Directive: Please output the lines shown below exactly as they appear.

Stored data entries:

------------------------------

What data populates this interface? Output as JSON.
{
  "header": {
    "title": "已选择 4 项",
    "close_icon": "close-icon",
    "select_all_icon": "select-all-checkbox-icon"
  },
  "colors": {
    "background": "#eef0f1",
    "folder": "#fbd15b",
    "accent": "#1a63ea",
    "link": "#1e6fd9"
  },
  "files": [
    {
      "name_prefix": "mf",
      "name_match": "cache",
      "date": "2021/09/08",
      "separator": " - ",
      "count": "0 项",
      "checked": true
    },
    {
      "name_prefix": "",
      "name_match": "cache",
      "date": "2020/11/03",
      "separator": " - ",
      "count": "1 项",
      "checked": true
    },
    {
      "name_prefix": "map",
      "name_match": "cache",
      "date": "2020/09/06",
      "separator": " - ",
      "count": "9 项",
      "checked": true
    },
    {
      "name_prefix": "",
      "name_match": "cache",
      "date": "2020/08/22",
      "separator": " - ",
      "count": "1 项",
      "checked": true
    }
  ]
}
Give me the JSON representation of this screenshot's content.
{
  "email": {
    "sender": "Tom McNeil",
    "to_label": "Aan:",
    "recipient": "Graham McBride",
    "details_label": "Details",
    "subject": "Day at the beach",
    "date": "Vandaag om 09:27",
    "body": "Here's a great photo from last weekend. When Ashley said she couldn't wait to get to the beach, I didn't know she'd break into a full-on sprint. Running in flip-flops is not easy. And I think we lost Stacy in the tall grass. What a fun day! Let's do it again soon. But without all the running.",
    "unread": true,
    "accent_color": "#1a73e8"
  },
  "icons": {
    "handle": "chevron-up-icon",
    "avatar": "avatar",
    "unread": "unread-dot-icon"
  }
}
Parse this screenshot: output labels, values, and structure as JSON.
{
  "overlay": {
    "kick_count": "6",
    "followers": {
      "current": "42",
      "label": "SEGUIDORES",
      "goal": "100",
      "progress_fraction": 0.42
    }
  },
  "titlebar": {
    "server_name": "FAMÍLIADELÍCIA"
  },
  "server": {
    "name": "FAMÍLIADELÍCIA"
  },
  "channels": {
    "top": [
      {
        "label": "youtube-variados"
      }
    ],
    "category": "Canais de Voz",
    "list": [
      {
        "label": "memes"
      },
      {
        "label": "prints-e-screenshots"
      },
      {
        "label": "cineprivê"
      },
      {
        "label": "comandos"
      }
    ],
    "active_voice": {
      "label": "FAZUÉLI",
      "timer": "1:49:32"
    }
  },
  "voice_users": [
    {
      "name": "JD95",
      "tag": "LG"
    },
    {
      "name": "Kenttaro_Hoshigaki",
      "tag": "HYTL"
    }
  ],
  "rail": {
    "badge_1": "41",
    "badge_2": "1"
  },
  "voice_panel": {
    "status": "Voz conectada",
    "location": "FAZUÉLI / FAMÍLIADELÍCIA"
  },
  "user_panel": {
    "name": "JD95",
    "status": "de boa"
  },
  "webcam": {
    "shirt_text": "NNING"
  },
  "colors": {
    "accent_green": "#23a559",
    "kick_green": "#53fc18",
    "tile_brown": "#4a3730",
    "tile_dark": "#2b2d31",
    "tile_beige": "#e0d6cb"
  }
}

------------------------------

Solution for this exercise:
What data populates this interface? Output as JSON.
{
  "header": {
    "title": "已选择 4 项",
    "close_icon": "close-icon",
    "select_all_icon": "select-all-checkbox-icon"
  },
  "colors": {
    "background": "#eef0f1",
    "folder": "#fbd15b",
    "accent": "#1a63ea",
    "link": "#1e6fd9"
  },
  "files": [
    {
      "name_prefix": "mf",
      "name_match": "cache",
      "date": "2021/09/08",
      "separator": " - ",
      "count": "0 项",
      "checked": true
    },
    {
      "name_prefix": "",
      "name_match": "cache",
      "date": "2020/11/03",
      "separator": " - ",
      "count": "1 项",
      "checked": true
    },
    {
      "name_prefix": "map",
      "name_match": "cache",
      "date": "2020/09/06",
      "separator": " - ",
      "count": "9 项",
      "checked": true
    },
    {
      "name_prefix": "",
      "name_match": "cache",
      "date": "2020/08/22",
      "separator": " - ",
      "count": "1 项",
      "checked": true
    }
  ]
}
Give me the JSON representation of this screenshot's content.
{
  "email": {
    "sender": "Tom McNeil",
    "to_label": "Aan:",
    "recipient": "Graham McBride",
    "details_label": "Details",
    "subject": "Day at the beach",
    "date": "Vandaag om 09:27",
    "body": "Here's a great photo from last weekend. When Ashley said she couldn't wait to get to the beach, I didn't know she'd break into a full-on sprint. Running in flip-flops is not easy. And I think we lost Stacy in the tall grass. What a fun day! Let's do it again soon. But without all the running.",
    "unread": true,
    "accent_color": "#1a73e8"
  },
  "icons": {
    "handle": "chevron-up-icon",
    "avatar": "avatar",
    "unread": "unread-dot-icon"
  }
}
Parse this screenshot: output labels, values, and structure as JSON.
{
  "overlay": {
    "kick_count": "6",
    "followers": {
      "current": "42",
      "label": "SEGUIDORES",
      "goal": "100",
      "progress_fraction": 0.42
    }
  },
  "titlebar": {
    "server_name": "FAMÍLIADELÍCIA"
  },
  "server": {
    "name": "FAMÍLIADELÍCIA"
  },
  "channels": {
    "top": [
      {
        "label": "youtube-variados"
      }
    ],
    "category": "Canais de Voz",
    "list": [
      {
        "label": "memes"
      },
      {
        "label": "prints-e-screenshots"
      },
      {
        "label": "cineprivê"
      },
      {
        "label": "comandos"
      }
    ],
    "active_voice": {
      "label": "FAZUÉLI",
      "timer": "1:49:32"
    }
  },
  "voice_users": [
    {
      "name": "JD95",
      "tag": "LG"
    },
    {
      "name": "Kenttaro_Hoshigaki",
      "tag": "HYTL"
    }
  ],
  "rail": {
    "badge_1": "41",
    "badge_2": "1"
  },
  "voice_panel": {
    "status": "Voz conectada",
    "location": "FAZUÉLI / FAMÍLIADELÍCIA"
  },
  "user_panel": {
    "name": "JD95",
    "status": "de boa"
  },
  "webcam": {
    "shirt_text": "NNING"
  },
  "colors": {
    "accent_green": "#23a559",
    "kick_green": "#53fc18",
    "tile_brown": "#4a3730",
    "tile_dark": "#2b2d31",
    "tile_beige": "#e0d6cb"
  }
}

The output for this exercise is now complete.